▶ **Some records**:
· · · ·
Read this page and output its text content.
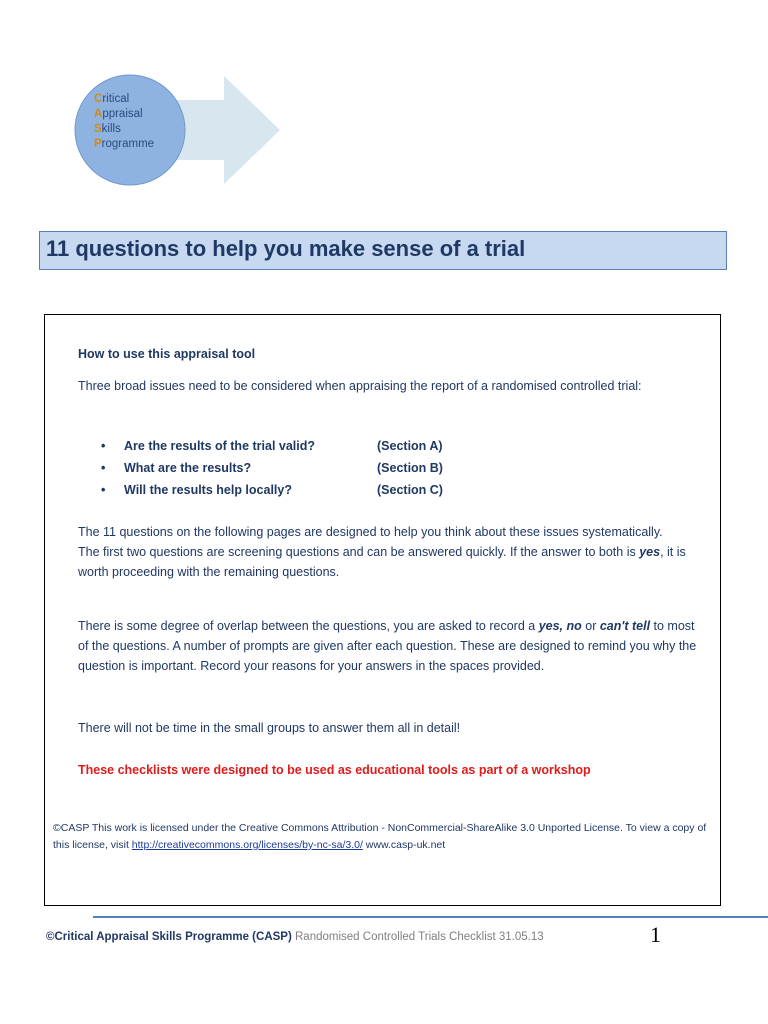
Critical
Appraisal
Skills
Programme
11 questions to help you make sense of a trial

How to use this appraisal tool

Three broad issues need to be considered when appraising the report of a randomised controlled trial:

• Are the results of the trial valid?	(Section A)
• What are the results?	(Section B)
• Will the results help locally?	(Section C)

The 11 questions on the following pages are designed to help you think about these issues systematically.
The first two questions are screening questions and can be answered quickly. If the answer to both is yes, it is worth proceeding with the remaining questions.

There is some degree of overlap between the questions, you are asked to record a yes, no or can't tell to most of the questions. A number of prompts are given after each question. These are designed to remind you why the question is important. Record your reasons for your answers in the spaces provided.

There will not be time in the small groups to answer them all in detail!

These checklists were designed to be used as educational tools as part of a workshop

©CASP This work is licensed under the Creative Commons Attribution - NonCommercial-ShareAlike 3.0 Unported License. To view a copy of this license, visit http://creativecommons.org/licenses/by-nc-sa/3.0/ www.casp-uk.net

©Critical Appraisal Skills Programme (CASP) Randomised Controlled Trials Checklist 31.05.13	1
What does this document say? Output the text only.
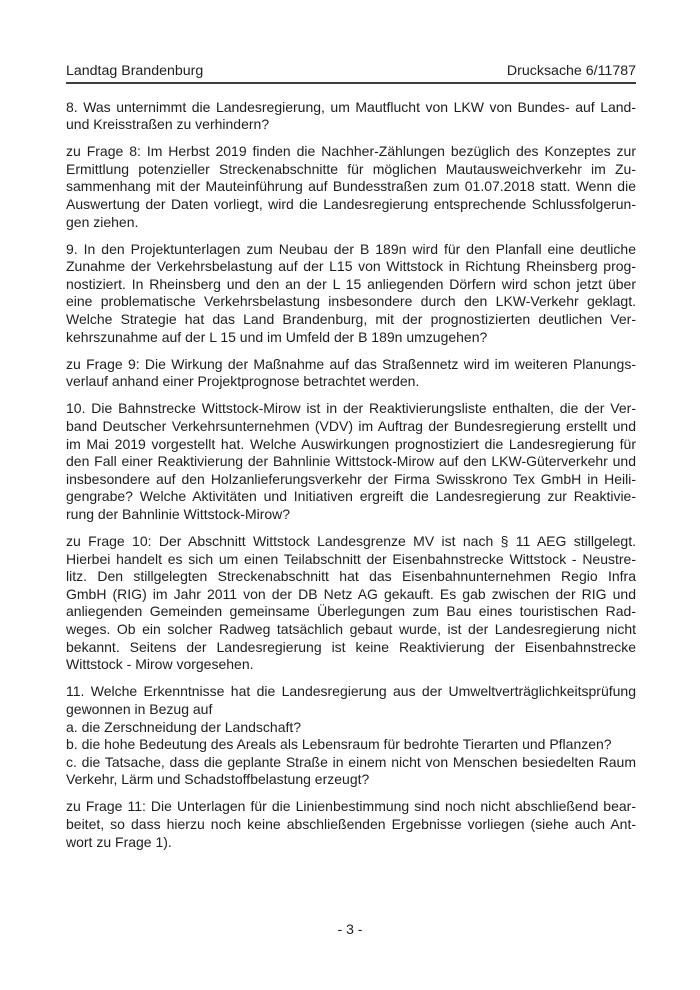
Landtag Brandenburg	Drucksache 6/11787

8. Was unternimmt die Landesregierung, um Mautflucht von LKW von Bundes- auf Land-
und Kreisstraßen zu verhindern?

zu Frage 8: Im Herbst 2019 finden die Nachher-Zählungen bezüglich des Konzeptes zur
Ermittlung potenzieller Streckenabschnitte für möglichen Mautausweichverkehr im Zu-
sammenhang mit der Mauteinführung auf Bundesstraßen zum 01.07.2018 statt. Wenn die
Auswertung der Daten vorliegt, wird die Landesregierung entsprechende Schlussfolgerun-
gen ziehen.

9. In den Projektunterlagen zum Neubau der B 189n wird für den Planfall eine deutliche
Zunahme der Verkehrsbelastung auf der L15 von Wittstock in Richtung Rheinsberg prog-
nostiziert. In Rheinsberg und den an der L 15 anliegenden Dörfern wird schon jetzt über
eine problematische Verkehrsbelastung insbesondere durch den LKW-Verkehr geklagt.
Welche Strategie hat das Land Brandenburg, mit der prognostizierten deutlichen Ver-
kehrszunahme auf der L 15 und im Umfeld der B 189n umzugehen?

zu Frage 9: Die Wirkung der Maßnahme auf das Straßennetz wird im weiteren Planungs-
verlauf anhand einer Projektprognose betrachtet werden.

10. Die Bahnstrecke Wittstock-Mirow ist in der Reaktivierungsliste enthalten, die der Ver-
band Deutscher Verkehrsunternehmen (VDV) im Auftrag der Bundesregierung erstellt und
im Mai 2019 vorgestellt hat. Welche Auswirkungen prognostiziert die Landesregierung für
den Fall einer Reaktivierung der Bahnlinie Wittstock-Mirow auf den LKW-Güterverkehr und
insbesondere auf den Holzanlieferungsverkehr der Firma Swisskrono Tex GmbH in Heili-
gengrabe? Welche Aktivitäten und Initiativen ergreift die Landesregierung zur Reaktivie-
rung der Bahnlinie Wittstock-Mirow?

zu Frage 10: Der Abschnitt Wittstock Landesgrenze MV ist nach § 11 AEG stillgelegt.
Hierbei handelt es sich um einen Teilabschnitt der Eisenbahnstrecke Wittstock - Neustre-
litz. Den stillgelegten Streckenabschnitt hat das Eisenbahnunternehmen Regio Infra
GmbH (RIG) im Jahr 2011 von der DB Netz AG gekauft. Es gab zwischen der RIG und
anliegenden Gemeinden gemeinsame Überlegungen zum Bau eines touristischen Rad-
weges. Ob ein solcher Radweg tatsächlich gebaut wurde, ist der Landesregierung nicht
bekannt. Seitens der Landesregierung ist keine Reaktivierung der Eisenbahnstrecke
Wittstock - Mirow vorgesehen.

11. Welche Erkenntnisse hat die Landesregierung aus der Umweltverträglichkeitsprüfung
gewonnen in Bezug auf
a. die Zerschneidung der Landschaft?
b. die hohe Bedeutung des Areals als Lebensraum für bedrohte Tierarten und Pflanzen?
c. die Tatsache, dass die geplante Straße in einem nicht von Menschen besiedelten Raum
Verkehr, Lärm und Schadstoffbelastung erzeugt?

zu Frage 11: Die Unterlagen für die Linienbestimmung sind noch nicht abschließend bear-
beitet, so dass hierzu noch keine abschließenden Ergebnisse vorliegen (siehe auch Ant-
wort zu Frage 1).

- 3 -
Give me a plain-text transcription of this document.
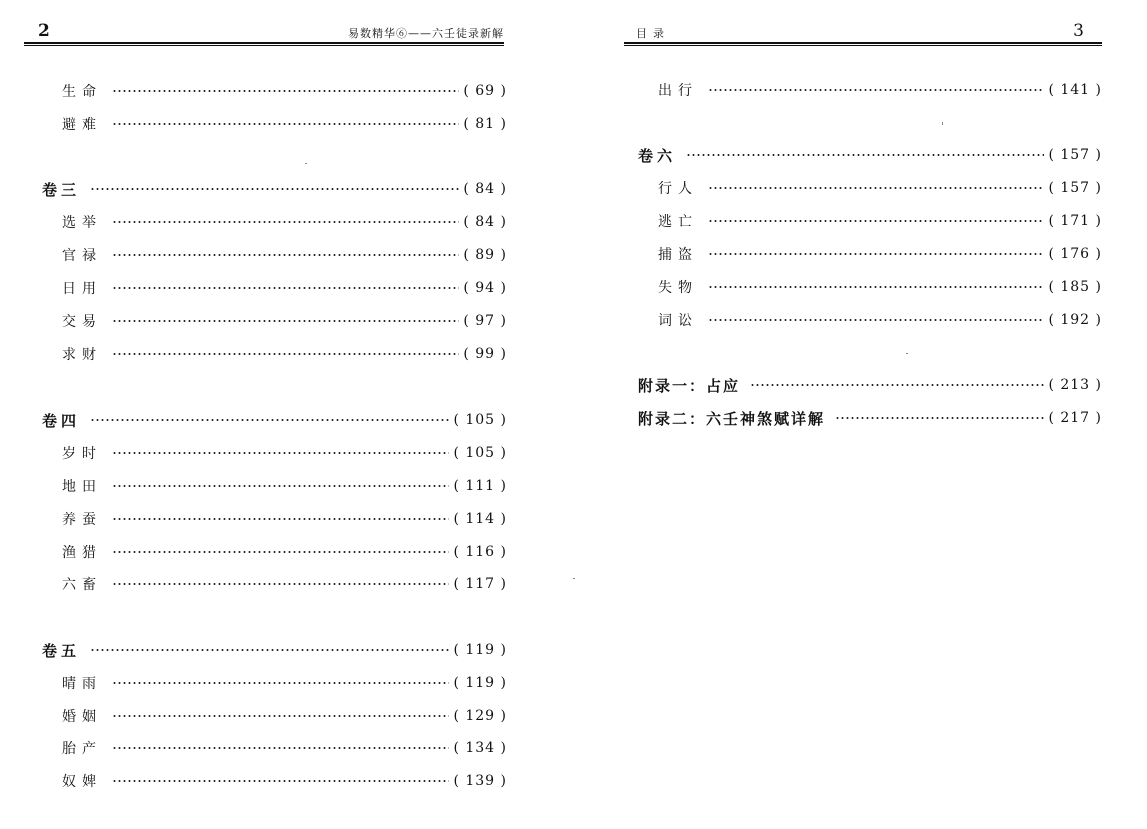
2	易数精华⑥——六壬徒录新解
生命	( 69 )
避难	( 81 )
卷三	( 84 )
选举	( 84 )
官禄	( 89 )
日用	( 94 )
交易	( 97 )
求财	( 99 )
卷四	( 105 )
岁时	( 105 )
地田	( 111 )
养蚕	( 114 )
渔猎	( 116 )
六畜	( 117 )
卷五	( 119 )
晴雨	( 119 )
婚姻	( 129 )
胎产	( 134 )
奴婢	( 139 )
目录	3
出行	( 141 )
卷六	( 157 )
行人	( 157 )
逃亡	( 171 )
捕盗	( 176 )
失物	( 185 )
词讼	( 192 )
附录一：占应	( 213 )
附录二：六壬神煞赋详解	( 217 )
· · · ·
▶ **Task goal**: Write out each line again precisely as it appears, skipping every picture.

▶ **Output below**:
Read this page and output its text content.
Critical
Appraisal
Skills
Programme
11 questions to help you make sense of a trial

How to use this appraisal tool

Three broad issues need to be considered when appraising the report of a randomised controlled trial:

• Are the results of the trial valid?	(Section A)
• What are the results?	(Section B)
• Will the results help locally?	(Section C)

The 11 questions on the following pages are designed to help you think about these issues systematically.
The first two questions are screening questions and can be answered quickly. If the answer to both is yes, it is worth proceeding with the remaining questions.

There is some degree of overlap between the questions, you are asked to record a yes, no or can't tell to most of the questions. A number of prompts are given after each question. These are designed to remind you why the question is important. Record your reasons for your answers in the spaces provided.

There will not be time in the small groups to answer them all in detail!

These checklists were designed to be used as educational tools as part of a workshop

©CASP This work is licensed under the Creative Commons Attribution - NonCommercial-ShareAlike 3.0 Unported License. To view a copy of this license, visit http://creativecommons.org/licenses/by-nc-sa/3.0/ www.casp-uk.net

©Critical Appraisal Skills Programme (CASP) Randomised Controlled Trials Checklist 31.05.13	1
What does this document say? Output the text only.
Landtag Brandenburg	Drucksache 6/11787

8. Was unternimmt die Landesregierung, um Mautflucht von LKW von Bundes- auf Land-
und Kreisstraßen zu verhindern?

zu Frage 8: Im Herbst 2019 finden die Nachher-Zählungen bezüglich des Konzeptes zur
Ermittlung potenzieller Streckenabschnitte für möglichen Mautausweichverkehr im Zu-
sammenhang mit der Mauteinführung auf Bundesstraßen zum 01.07.2018 statt. Wenn die
Auswertung der Daten vorliegt, wird die Landesregierung entsprechende Schlussfolgerun-
gen ziehen.

9. In den Projektunterlagen zum Neubau der B 189n wird für den Planfall eine deutliche
Zunahme der Verkehrsbelastung auf der L15 von Wittstock in Richtung Rheinsberg prog-
nostiziert. In Rheinsberg und den an der L 15 anliegenden Dörfern wird schon jetzt über
eine problematische Verkehrsbelastung insbesondere durch den LKW-Verkehr geklagt.
Welche Strategie hat das Land Brandenburg, mit der prognostizierten deutlichen Ver-
kehrszunahme auf der L 15 und im Umfeld der B 189n umzugehen?

zu Frage 9: Die Wirkung der Maßnahme auf das Straßennetz wird im weiteren Planungs-
verlauf anhand einer Projektprognose betrachtet werden.

10. Die Bahnstrecke Wittstock-Mirow ist in der Reaktivierungsliste enthalten, die der Ver-
band Deutscher Verkehrsunternehmen (VDV) im Auftrag der Bundesregierung erstellt und
im Mai 2019 vorgestellt hat. Welche Auswirkungen prognostiziert die Landesregierung für
den Fall einer Reaktivierung der Bahnlinie Wittstock-Mirow auf den LKW-Güterverkehr und
insbesondere auf den Holzanlieferungsverkehr der Firma Swisskrono Tex GmbH in Heili-
gengrabe? Welche Aktivitäten und Initiativen ergreift die Landesregierung zur Reaktivie-
rung der Bahnlinie Wittstock-Mirow?

zu Frage 10: Der Abschnitt Wittstock Landesgrenze MV ist nach § 11 AEG stillgelegt.
Hierbei handelt es sich um einen Teilabschnitt der Eisenbahnstrecke Wittstock - Neustre-
litz. Den stillgelegten Streckenabschnitt hat das Eisenbahnunternehmen Regio Infra
GmbH (RIG) im Jahr 2011 von der DB Netz AG gekauft. Es gab zwischen der RIG und
anliegenden Gemeinden gemeinsame Überlegungen zum Bau eines touristischen Rad-
weges. Ob ein solcher Radweg tatsächlich gebaut wurde, ist der Landesregierung nicht
bekannt. Seitens der Landesregierung ist keine Reaktivierung der Eisenbahnstrecke
Wittstock - Mirow vorgesehen.

11. Welche Erkenntnisse hat die Landesregierung aus der Umweltverträglichkeitsprüfung
gewonnen in Bezug auf
a. die Zerschneidung der Landschaft?
b. die hohe Bedeutung des Areals als Lebensraum für bedrohte Tierarten und Pflanzen?
c. die Tatsache, dass die geplante Straße in einem nicht von Menschen besiedelten Raum
Verkehr, Lärm und Schadstoffbelastung erzeugt?

zu Frage 11: Die Unterlagen für die Linienbestimmung sind noch nicht abschließend bear-
beitet, so dass hierzu noch keine abschließenden Ergebnisse vorliegen (siehe auch Ant-
wort zu Frage 1).

- 3 -
Give me a plain-text transcription of this document.
2	易数精华⑥——六壬徒录新解
生命	( 69 )
避难	( 81 )
卷三	( 84 )
选举	( 84 )
官禄	( 89 )
日用	( 94 )
交易	( 97 )
求财	( 99 )
卷四	( 105 )
岁时	( 105 )
地田	( 111 )
养蚕	( 114 )
渔猎	( 116 )
六畜	( 117 )
卷五	( 119 )
晴雨	( 119 )
婚姻	( 129 )
胎产	( 134 )
奴婢	( 139 )
目录	3
出行	( 141 )
卷六	( 157 )
行人	( 157 )
逃亡	( 171 )
捕盗	( 176 )
失物	( 185 )
词讼	( 192 )
附录一：占应	( 213 )
附录二：六壬神煞赋详解	( 217 )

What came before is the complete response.